Rows ->
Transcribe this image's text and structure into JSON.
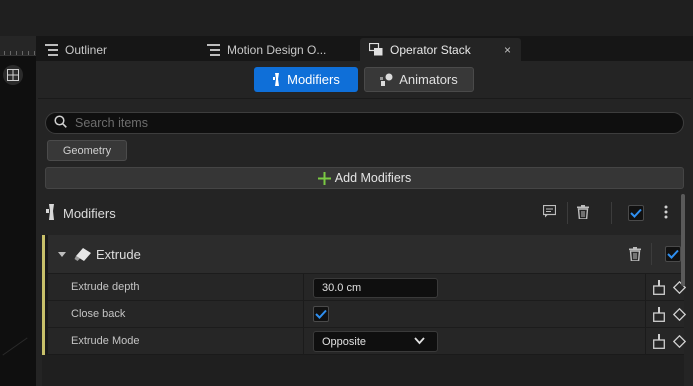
{
  "tabs": [
    {
      "label": "Outliner"
    },
    {
      "label": "Motion Design O..."
    },
    {
      "label": "Operator Stack",
      "close": "×"
    }
  ],
  "toolbar": {
    "modifiers_label": "Modifiers",
    "animators_label": "Animators"
  },
  "search": {
    "placeholder": "Search items",
    "value": ""
  },
  "filter_chip": "Geometry",
  "add_button": "Add Modifiers",
  "section": {
    "title": "Modifiers",
    "enabled": true
  },
  "modifier": {
    "name": "Extrude",
    "enabled": true,
    "properties": [
      {
        "label": "Extrude depth",
        "value": "30.0 cm"
      },
      {
        "label": "Close back",
        "value": true
      },
      {
        "label": "Extrude Mode",
        "value": "Opposite"
      }
    ]
  },
  "colors": {
    "accent": "#0f6fd8",
    "card_stripe": "#c8c06a",
    "add_plus": "#7ac943"
  }
}
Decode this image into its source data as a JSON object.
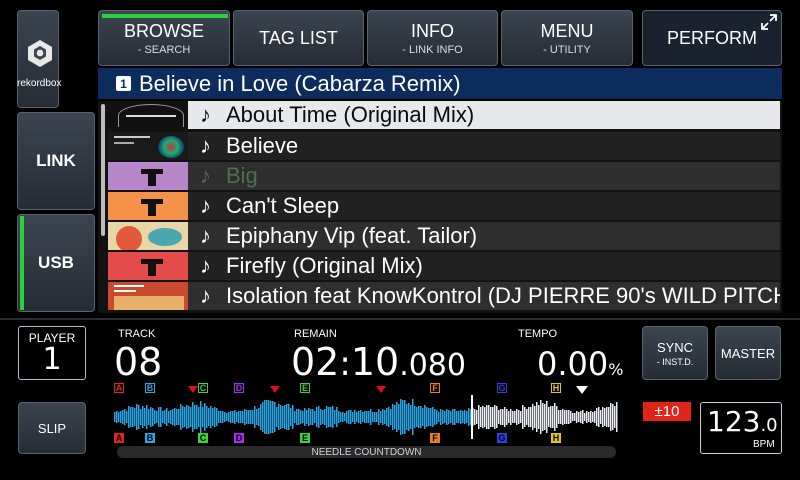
{
  "sidebar": {
    "logo_label": "rekordbox",
    "link_label": "LINK",
    "usb_label": "USB"
  },
  "tabs": [
    {
      "label": "BROWSE",
      "sub": "- SEARCH"
    },
    {
      "label": "TAG LIST",
      "sub": ""
    },
    {
      "label": "INFO",
      "sub": "- LINK INFO"
    },
    {
      "label": "MENU",
      "sub": "- UTILITY"
    },
    {
      "label": "PERFORM",
      "sub": ""
    }
  ],
  "browser": {
    "deck_number": "1",
    "title": "Believe in Love (Cabarza Remix)",
    "tracks": [
      {
        "name": "About Time (Original Mix)"
      },
      {
        "name": "Believe"
      },
      {
        "name": "Big"
      },
      {
        "name": "Can't Sleep"
      },
      {
        "name": "Epiphany Vip (feat. Tailor)"
      },
      {
        "name": "Firefly (Original Mix)"
      },
      {
        "name": "Isolation feat KnowKontrol (DJ PIERRE 90's WILD PITCH"
      }
    ]
  },
  "player": {
    "label": "PLAYER",
    "number": "1",
    "slip_label": "SLIP"
  },
  "readouts": {
    "track_label": "TRACK",
    "track_value": "08",
    "remain_label": "REMAIN",
    "remain_min": "02",
    "remain_sep": ":",
    "remain_sec": "10",
    "remain_ms": ".080",
    "tempo_label": "TEMPO",
    "tempo_value": "0.00",
    "tempo_unit": "%",
    "tempo_range": "±10",
    "bpm_int": "123",
    "bpm_dec": ".0",
    "bpm_label": "BPM"
  },
  "buttons": {
    "sync_label": "SYNC",
    "sync_sub": "- INST.D.",
    "master_label": "MASTER"
  },
  "waveform": {
    "needle_label": "NEEDLE COUNTDOWN",
    "progress": 0.71,
    "hotcues": [
      {
        "letter": "A",
        "color": "#e2241f",
        "pos": 0.0
      },
      {
        "letter": "B",
        "color": "#27a7e6",
        "pos": 0.064
      },
      {
        "letter": "C",
        "color": "#3bd23b",
        "pos": 0.17
      },
      {
        "letter": "D",
        "color": "#a42ef0",
        "pos": 0.244
      },
      {
        "letter": "E",
        "color": "#3bd23b",
        "pos": 0.378
      },
      {
        "letter": "F",
        "color": "#f07c15",
        "pos": 0.642
      },
      {
        "letter": "G",
        "color": "#2f3fe0",
        "pos": 0.778
      },
      {
        "letter": "H",
        "color": "#e6c814",
        "pos": 0.889
      }
    ],
    "memory_points": [
      0.146,
      0.31,
      0.52
    ],
    "accent_colors": {
      "wave": "#2aa6e6",
      "cue_marker": "#d11",
      "active_tab": "#2bd13a"
    }
  }
}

Given task -> Quote in full the listing given above; the images are to be left out.

Correct result ->
Transcribe this image's text and structure into JSON.
{
  "tabs": [
    {
      "label": "Outliner"
    },
    {
      "label": "Motion Design O..."
    },
    {
      "label": "Operator Stack",
      "close": "×"
    }
  ],
  "toolbar": {
    "modifiers_label": "Modifiers",
    "animators_label": "Animators"
  },
  "search": {
    "placeholder": "Search items",
    "value": ""
  },
  "filter_chip": "Geometry",
  "add_button": "Add Modifiers",
  "section": {
    "title": "Modifiers",
    "enabled": true
  },
  "modifier": {
    "name": "Extrude",
    "enabled": true,
    "properties": [
      {
        "label": "Extrude depth",
        "value": "30.0 cm"
      },
      {
        "label": "Close back",
        "value": true
      },
      {
        "label": "Extrude Mode",
        "value": "Opposite"
      }
    ]
  },
  "colors": {
    "accent": "#0f6fd8",
    "card_stripe": "#c8c06a",
    "add_plus": "#7ac943"
  }
}
Decode this image into its source data as a JSON object.
{
  "sidebar": {
    "logo_label": "rekordbox",
    "link_label": "LINK",
    "usb_label": "USB"
  },
  "tabs": [
    {
      "label": "BROWSE",
      "sub": "- SEARCH"
    },
    {
      "label": "TAG LIST",
      "sub": ""
    },
    {
      "label": "INFO",
      "sub": "- LINK INFO"
    },
    {
      "label": "MENU",
      "sub": "- UTILITY"
    },
    {
      "label": "PERFORM",
      "sub": ""
    }
  ],
  "browser": {
    "deck_number": "1",
    "title": "Believe in Love (Cabarza Remix)",
    "tracks": [
      {
        "name": "About Time (Original Mix)"
      },
      {
        "name": "Believe"
      },
      {
        "name": "Big"
      },
      {
        "name": "Can't Sleep"
      },
      {
        "name": "Epiphany Vip (feat. Tailor)"
      },
      {
        "name": "Firefly (Original Mix)"
      },
      {
        "name": "Isolation feat KnowKontrol (DJ PIERRE 90's WILD PITCH"
      }
    ]
  },
  "player": {
    "label": "PLAYER",
    "number": "1",
    "slip_label": "SLIP"
  },
  "readouts": {
    "track_label": "TRACK",
    "track_value": "08",
    "remain_label": "REMAIN",
    "remain_min": "02",
    "remain_sep": ":",
    "remain_sec": "10",
    "remain_ms": ".080",
    "tempo_label": "TEMPO",
    "tempo_value": "0.00",
    "tempo_unit": "%",
    "tempo_range": "±10",
    "bpm_int": "123",
    "bpm_dec": ".0",
    "bpm_label": "BPM"
  },
  "buttons": {
    "sync_label": "SYNC",
    "sync_sub": "- INST.D.",
    "master_label": "MASTER"
  },
  "waveform": {
    "needle_label": "NEEDLE COUNTDOWN",
    "progress": 0.71,
    "hotcues": [
      {
        "letter": "A",
        "color": "#e2241f",
        "pos": 0.0
      },
      {
        "letter": "B",
        "color": "#27a7e6",
        "pos": 0.064
      },
      {
        "letter": "C",
        "color": "#3bd23b",
        "pos": 0.17
      },
      {
        "letter": "D",
        "color": "#a42ef0",
        "pos": 0.244
      },
      {
        "letter": "E",
        "color": "#3bd23b",
        "pos": 0.378
      },
      {
        "letter": "F",
        "color": "#f07c15",
        "pos": 0.642
      },
      {
        "letter": "G",
        "color": "#2f3fe0",
        "pos": 0.778
      },
      {
        "letter": "H",
        "color": "#e6c814",
        "pos": 0.889
      }
    ],
    "memory_points": [
      0.146,
      0.31,
      0.52
    ],
    "accent_colors": {
      "wave": "#2aa6e6",
      "cue_marker": "#d11",
      "active_tab": "#2bd13a"
    }
  }
}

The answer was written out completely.